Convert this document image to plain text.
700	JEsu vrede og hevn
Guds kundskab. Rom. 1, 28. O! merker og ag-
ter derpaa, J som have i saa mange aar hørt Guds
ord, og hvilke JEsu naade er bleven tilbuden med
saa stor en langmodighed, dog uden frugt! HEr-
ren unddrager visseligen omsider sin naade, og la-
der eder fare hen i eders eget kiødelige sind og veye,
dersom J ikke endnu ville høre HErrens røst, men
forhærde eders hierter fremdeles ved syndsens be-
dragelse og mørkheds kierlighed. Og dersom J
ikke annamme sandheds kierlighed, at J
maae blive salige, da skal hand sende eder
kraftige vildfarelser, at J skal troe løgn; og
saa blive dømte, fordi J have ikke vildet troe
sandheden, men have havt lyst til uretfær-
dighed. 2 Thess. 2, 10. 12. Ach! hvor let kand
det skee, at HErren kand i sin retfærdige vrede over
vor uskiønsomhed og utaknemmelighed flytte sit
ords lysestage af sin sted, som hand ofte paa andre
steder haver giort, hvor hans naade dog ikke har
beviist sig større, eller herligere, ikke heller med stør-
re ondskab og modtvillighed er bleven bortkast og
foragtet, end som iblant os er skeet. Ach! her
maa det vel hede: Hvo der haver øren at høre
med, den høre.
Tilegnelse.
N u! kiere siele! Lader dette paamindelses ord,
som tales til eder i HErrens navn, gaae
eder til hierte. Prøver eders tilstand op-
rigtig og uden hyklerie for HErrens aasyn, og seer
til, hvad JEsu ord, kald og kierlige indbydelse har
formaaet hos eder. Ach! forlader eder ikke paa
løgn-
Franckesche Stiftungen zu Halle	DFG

####################

Exercise details:
Copy out the lines in which the string "HErrens" appears.

Exercise solution:
dersom J ikke endnu ville høre HErrens røst, men
som tales til eder i HErrens navn, gaae
rigtig og uden hyklerie for HErrens aasyn, og seer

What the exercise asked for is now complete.